● Supplied data
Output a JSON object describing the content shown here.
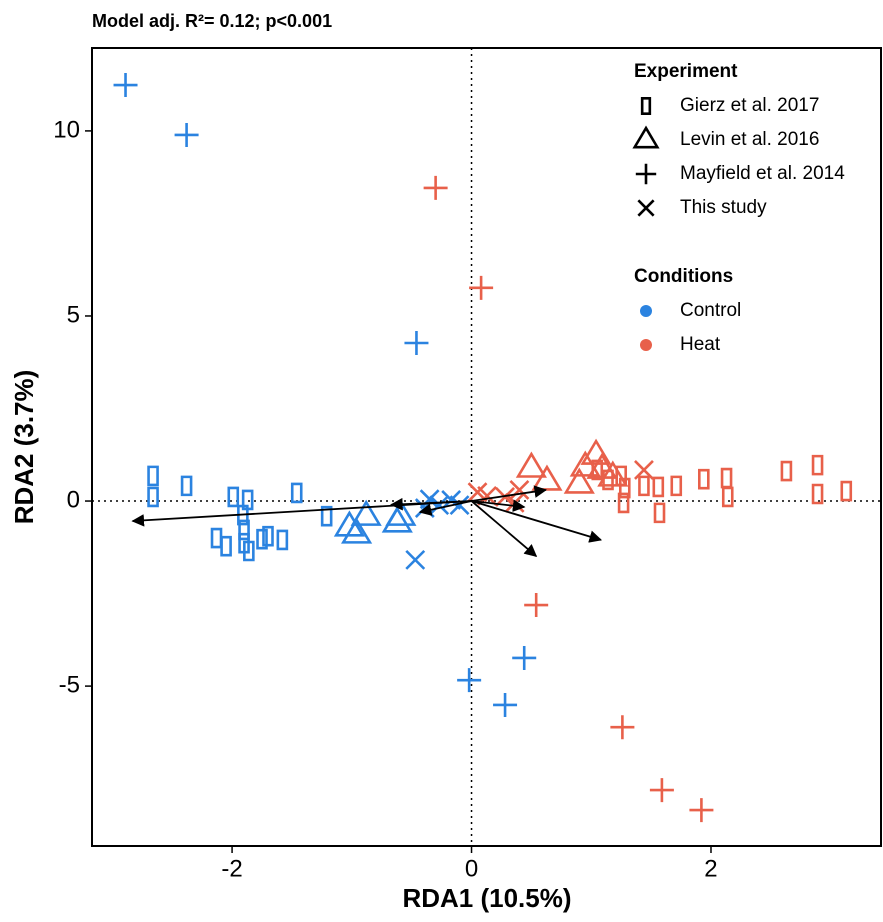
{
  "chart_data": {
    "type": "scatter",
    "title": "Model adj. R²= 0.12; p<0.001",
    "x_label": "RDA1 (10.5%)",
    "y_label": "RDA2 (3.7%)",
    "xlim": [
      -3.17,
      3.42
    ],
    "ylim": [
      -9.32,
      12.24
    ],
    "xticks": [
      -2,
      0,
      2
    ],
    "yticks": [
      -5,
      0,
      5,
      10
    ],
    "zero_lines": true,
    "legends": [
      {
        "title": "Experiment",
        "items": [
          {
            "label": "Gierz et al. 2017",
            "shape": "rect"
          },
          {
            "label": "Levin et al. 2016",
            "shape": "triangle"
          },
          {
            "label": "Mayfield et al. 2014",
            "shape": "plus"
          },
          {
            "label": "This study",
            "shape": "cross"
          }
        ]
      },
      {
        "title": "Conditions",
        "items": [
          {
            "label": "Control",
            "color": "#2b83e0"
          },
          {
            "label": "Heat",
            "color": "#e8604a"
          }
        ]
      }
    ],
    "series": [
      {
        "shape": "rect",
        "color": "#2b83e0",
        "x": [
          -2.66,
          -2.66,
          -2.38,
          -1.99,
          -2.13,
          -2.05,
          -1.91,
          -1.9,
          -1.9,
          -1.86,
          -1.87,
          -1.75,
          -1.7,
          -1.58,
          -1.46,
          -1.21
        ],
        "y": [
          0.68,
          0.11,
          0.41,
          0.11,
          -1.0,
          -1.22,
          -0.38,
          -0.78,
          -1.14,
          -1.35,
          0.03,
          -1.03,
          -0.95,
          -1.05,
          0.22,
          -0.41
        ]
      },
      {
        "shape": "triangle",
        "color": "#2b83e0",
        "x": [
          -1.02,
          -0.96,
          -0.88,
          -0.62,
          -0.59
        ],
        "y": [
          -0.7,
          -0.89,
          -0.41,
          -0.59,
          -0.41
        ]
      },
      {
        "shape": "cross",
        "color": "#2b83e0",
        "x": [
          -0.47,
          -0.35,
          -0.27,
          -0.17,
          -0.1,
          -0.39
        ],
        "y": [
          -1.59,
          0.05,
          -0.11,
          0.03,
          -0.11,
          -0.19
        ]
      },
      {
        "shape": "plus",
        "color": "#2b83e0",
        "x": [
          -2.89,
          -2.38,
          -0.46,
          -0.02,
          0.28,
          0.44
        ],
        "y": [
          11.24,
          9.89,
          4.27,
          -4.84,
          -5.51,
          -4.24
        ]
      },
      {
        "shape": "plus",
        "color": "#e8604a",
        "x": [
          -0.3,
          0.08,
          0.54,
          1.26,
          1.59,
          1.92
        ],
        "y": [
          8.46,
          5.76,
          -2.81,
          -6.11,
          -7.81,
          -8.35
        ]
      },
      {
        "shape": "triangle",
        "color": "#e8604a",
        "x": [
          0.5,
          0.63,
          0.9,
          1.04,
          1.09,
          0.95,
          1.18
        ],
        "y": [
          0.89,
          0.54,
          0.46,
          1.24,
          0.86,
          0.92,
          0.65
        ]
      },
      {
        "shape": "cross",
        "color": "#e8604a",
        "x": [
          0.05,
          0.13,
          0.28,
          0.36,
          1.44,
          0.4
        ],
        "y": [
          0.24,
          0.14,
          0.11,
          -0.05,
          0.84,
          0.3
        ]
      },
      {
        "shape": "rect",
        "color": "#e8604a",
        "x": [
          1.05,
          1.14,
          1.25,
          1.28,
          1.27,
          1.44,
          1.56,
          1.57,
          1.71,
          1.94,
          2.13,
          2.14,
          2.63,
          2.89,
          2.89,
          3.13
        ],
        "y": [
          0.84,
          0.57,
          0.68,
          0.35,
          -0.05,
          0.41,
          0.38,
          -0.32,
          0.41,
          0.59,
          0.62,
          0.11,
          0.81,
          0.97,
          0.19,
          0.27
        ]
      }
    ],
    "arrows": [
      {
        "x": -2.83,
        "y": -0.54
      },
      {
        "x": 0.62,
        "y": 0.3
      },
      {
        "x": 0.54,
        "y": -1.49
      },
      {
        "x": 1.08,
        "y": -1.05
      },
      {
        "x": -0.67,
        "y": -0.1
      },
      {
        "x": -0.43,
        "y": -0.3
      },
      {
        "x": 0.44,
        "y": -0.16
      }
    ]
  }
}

● Aim
Copy out the whole listing exactly, and don't carry over any pictures.

● Exercise output
Output a JSON object describing the content shown here.
{
  "chart_data": {
    "type": "scatter",
    "title": "Model adj. R²= 0.12; p<0.001",
    "x_label": "RDA1 (10.5%)",
    "y_label": "RDA2 (3.7%)",
    "xlim": [
      -3.17,
      3.42
    ],
    "ylim": [
      -9.32,
      12.24
    ],
    "xticks": [
      -2,
      0,
      2
    ],
    "yticks": [
      -5,
      0,
      5,
      10
    ],
    "zero_lines": true,
    "legends": [
      {
        "title": "Experiment",
        "items": [
          {
            "label": "Gierz et al. 2017",
            "shape": "rect"
          },
          {
            "label": "Levin et al. 2016",
            "shape": "triangle"
          },
          {
            "label": "Mayfield et al. 2014",
            "shape": "plus"
          },
          {
            "label": "This study",
            "shape": "cross"
          }
        ]
      },
      {
        "title": "Conditions",
        "items": [
          {
            "label": "Control",
            "color": "#2b83e0"
          },
          {
            "label": "Heat",
            "color": "#e8604a"
          }
        ]
      }
    ],
    "series": [
      {
        "shape": "rect",
        "color": "#2b83e0",
        "x": [
          -2.66,
          -2.66,
          -2.38,
          -1.99,
          -2.13,
          -2.05,
          -1.91,
          -1.9,
          -1.9,
          -1.86,
          -1.87,
          -1.75,
          -1.7,
          -1.58,
          -1.46,
          -1.21
        ],
        "y": [
          0.68,
          0.11,
          0.41,
          0.11,
          -1.0,
          -1.22,
          -0.38,
          -0.78,
          -1.14,
          -1.35,
          0.03,
          -1.03,
          -0.95,
          -1.05,
          0.22,
          -0.41
        ]
      },
      {
        "shape": "triangle",
        "color": "#2b83e0",
        "x": [
          -1.02,
          -0.96,
          -0.88,
          -0.62,
          -0.59
        ],
        "y": [
          -0.7,
          -0.89,
          -0.41,
          -0.59,
          -0.41
        ]
      },
      {
        "shape": "cross",
        "color": "#2b83e0",
        "x": [
          -0.47,
          -0.35,
          -0.27,
          -0.17,
          -0.1,
          -0.39
        ],
        "y": [
          -1.59,
          0.05,
          -0.11,
          0.03,
          -0.11,
          -0.19
        ]
      },
      {
        "shape": "plus",
        "color": "#2b83e0",
        "x": [
          -2.89,
          -2.38,
          -0.46,
          -0.02,
          0.28,
          0.44
        ],
        "y": [
          11.24,
          9.89,
          4.27,
          -4.84,
          -5.51,
          -4.24
        ]
      },
      {
        "shape": "plus",
        "color": "#e8604a",
        "x": [
          -0.3,
          0.08,
          0.54,
          1.26,
          1.59,
          1.92
        ],
        "y": [
          8.46,
          5.76,
          -2.81,
          -6.11,
          -7.81,
          -8.35
        ]
      },
      {
        "shape": "triangle",
        "color": "#e8604a",
        "x": [
          0.5,
          0.63,
          0.9,
          1.04,
          1.09,
          0.95,
          1.18
        ],
        "y": [
          0.89,
          0.54,
          0.46,
          1.24,
          0.86,
          0.92,
          0.65
        ]
      },
      {
        "shape": "cross",
        "color": "#e8604a",
        "x": [
          0.05,
          0.13,
          0.28,
          0.36,
          1.44,
          0.4
        ],
        "y": [
          0.24,
          0.14,
          0.11,
          -0.05,
          0.84,
          0.3
        ]
      },
      {
        "shape": "rect",
        "color": "#e8604a",
        "x": [
          1.05,
          1.14,
          1.25,
          1.28,
          1.27,
          1.44,
          1.56,
          1.57,
          1.71,
          1.94,
          2.13,
          2.14,
          2.63,
          2.89,
          2.89,
          3.13
        ],
        "y": [
          0.84,
          0.57,
          0.68,
          0.35,
          -0.05,
          0.41,
          0.38,
          -0.32,
          0.41,
          0.59,
          0.62,
          0.11,
          0.81,
          0.97,
          0.19,
          0.27
        ]
      }
    ],
    "arrows": [
      {
        "x": -2.83,
        "y": -0.54
      },
      {
        "x": 0.62,
        "y": 0.3
      },
      {
        "x": 0.54,
        "y": -1.49
      },
      {
        "x": 1.08,
        "y": -1.05
      },
      {
        "x": -0.67,
        "y": -0.1
      },
      {
        "x": -0.43,
        "y": -0.3
      },
      {
        "x": 0.44,
        "y": -0.16
      }
    ]
  }
}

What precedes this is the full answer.